SHORT PROBLEM
Skip all pictures, then print the remaining material exactly.

SOURCE RECORDS
┌──
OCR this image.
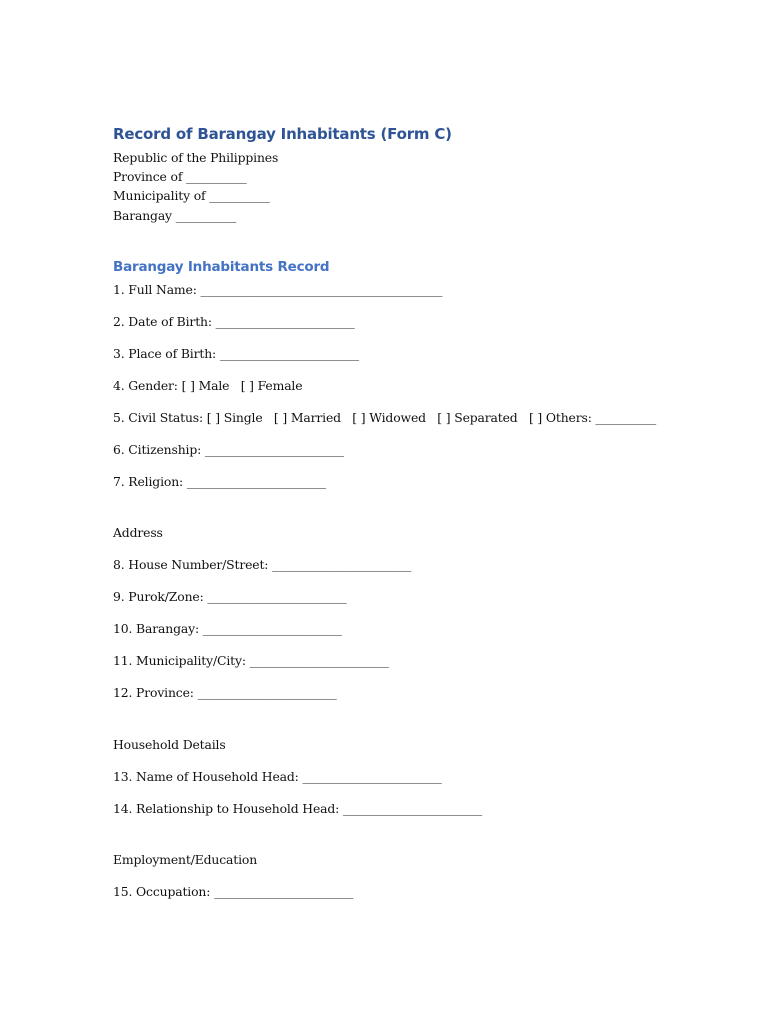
Record of Barangay Inhabitants (Form C)
Republic of the Philippines
Province of __________
Municipality of __________
Barangay __________
Barangay Inhabitants Record
1. Full Name: ________________________________________
2. Date of Birth: _______________________
3. Place of Birth: _______________________
4. Gender: [ ] Male   [ ] Female
5. Civil Status: [ ] Single   [ ] Married   [ ] Widowed   [ ] Separated   [ ] Others: __________
6. Citizenship: _______________________
7. Religion: _______________________
Address
8. House Number/Street: _______________________
9. Purok/Zone: _______________________
10. Barangay: _______________________
11. Municipality/City: _______________________
12. Province: _______________________
Household Details
13. Name of Household Head: _______________________
14. Relationship to Household Head: _______________________
Employment/Education
15. Occupation: _______________________
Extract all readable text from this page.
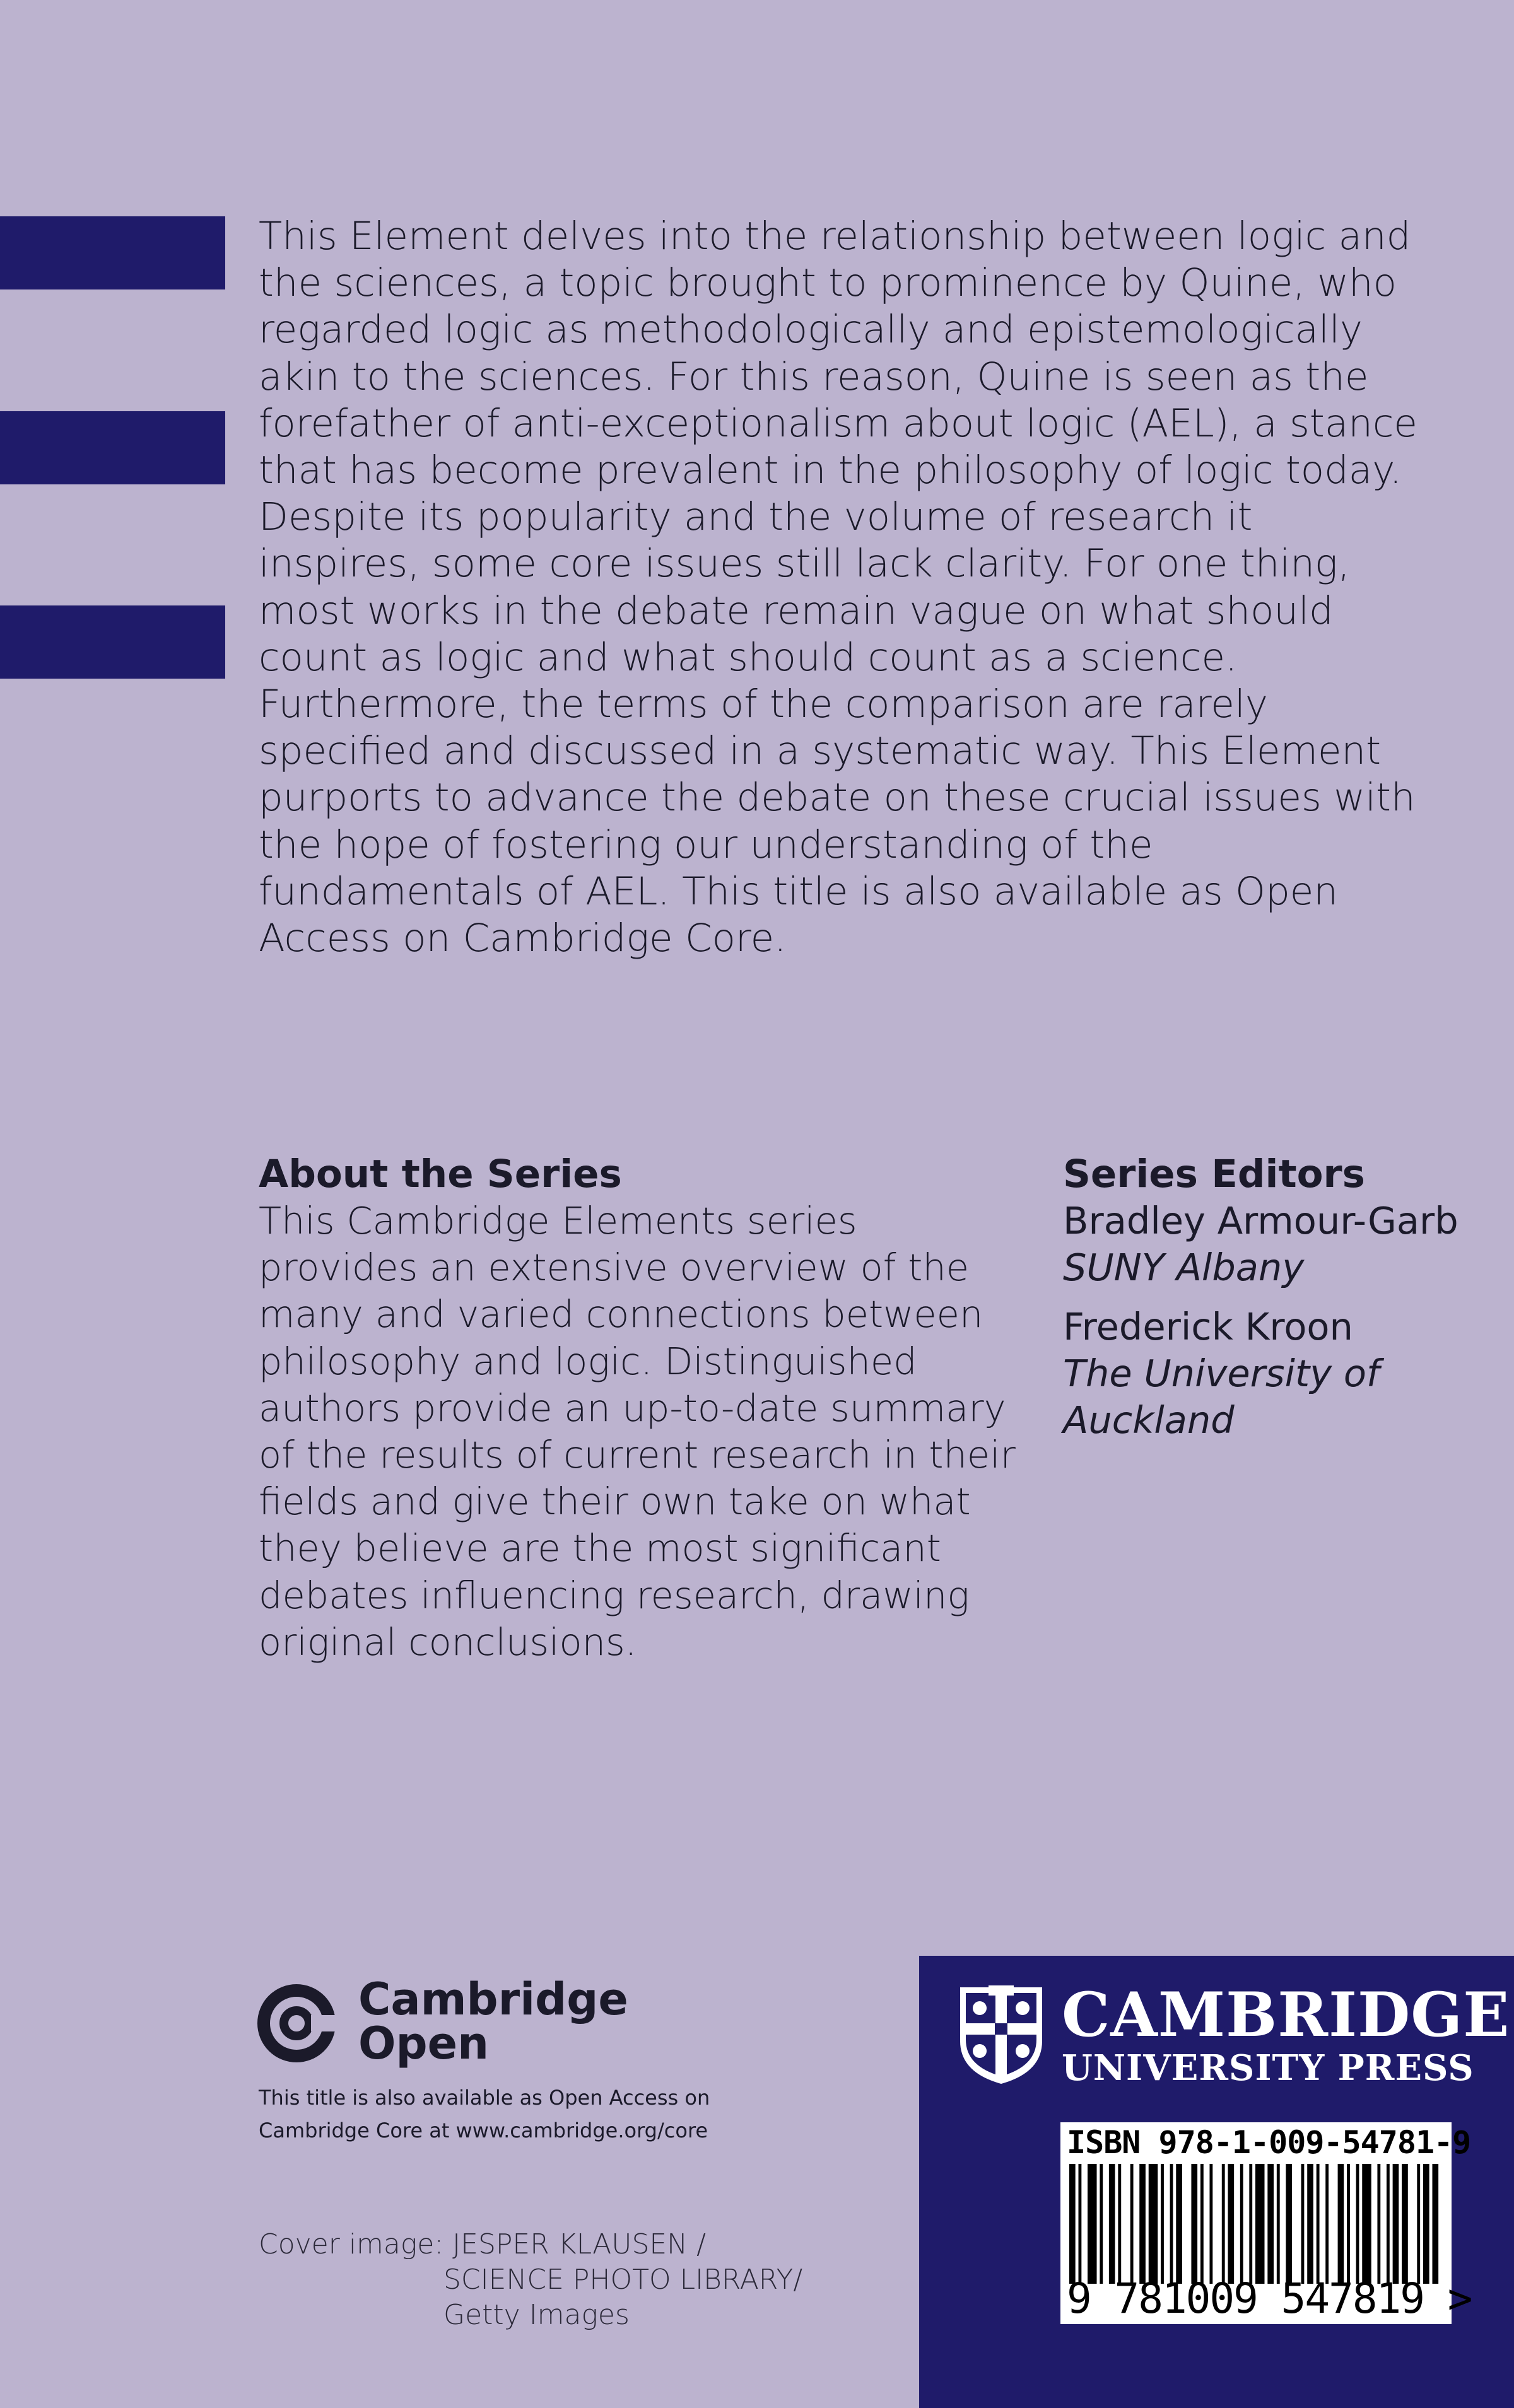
This Element delves into the relationship between logic and the sciences, a topic brought to prominence by Quine, who regarded logic as methodologically and epistemologically akin to the sciences. For this reason, Quine is seen as the forefather of anti-exceptionalism about logic (AEL), a stance that has become prevalent in the philosophy of logic today. Despite its popularity and the volume of research it inspires, some core issues still lack clarity. For one thing, most works in the debate remain vague on what should count as logic and what should count as a science. Furthermore, the terms of the comparison are rarely specified and discussed in a systematic way. This Element purports to advance the debate on these crucial issues with the hope of fostering our understanding of the fundamentals of AEL. This title is also available as Open Access on Cambridge Core.

About the Series

This Cambridge Elements series provides an extensive overview of the many and varied connections between philosophy and logic. Distinguished authors provide an up-to-date summary of the results of current research in their fields and give their own take on what they believe are the most significant debates influencing research, drawing original conclusions.

Series Editors

Bradley Armour-Garb

SUNY Albany

Frederick Kroon

The University of Auckland

Cambridge
Open
This title is also available as Open Access on Cambridge Core at www.cambridge.org/core
Cover image: JESPER KLAUSEN /
SCIENCE PHOTO LIBRARY/
Getty Images
CAMBRIDGE
UNIVERSITY PRESS
ISBN 978-1-009-54781-9
9 781009 547819 >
└──
RESULT FOR THIS EXERCISE
OCR this image.
Record of Barangay Inhabitants (Form C)
Republic of the Philippines
Province of __________
Municipality of __________
Barangay __________
Barangay Inhabitants Record
1. Full Name: ________________________________________
2. Date of Birth: _______________________
3. Place of Birth: _______________________
4. Gender: [ ] Male   [ ] Female
5. Civil Status: [ ] Single   [ ] Married   [ ] Widowed   [ ] Separated   [ ] Others: __________
6. Citizenship: _______________________
7. Religion: _______________________
Address
8. House Number/Street: _______________________
9. Purok/Zone: _______________________
10. Barangay: _______________________
11. Municipality/City: _______________________
12. Province: _______________________
Household Details
13. Name of Household Head: _______________________
14. Relationship to Household Head: _______________________
Employment/Education
15. Occupation: _______________________
Extract all readable text from this page.
This Element delves into the relationship between logic and the sciences, a topic brought to prominence by Quine, who regarded logic as methodologically and epistemologically akin to the sciences. For this reason, Quine is seen as the forefather of anti-exceptionalism about logic (AEL), a stance that has become prevalent in the philosophy of logic today. Despite its popularity and the volume of research it inspires, some core issues still lack clarity. For one thing, most works in the debate remain vague on what should count as logic and what should count as a science. Furthermore, the terms of the comparison are rarely specified and discussed in a systematic way. This Element purports to advance the debate on these crucial issues with the hope of fostering our understanding of the fundamentals of AEL. This title is also available as Open Access on Cambridge Core.

About the Series

This Cambridge Elements series provides an extensive overview of the many and varied connections between philosophy and logic. Distinguished authors provide an up-to-date summary of the results of current research in their fields and give their own take on what they believe are the most significant debates influencing research, drawing original conclusions.

Series Editors

Bradley Armour-Garb

SUNY Albany

Frederick Kroon

The University of Auckland

Cambridge
Open
This title is also available as Open Access on Cambridge Core at www.cambridge.org/core
Cover image: JESPER KLAUSEN /
SCIENCE PHOTO LIBRARY/
Getty Images
CAMBRIDGE
UNIVERSITY PRESS
ISBN 978-1-009-54781-9
9 781009 547819 >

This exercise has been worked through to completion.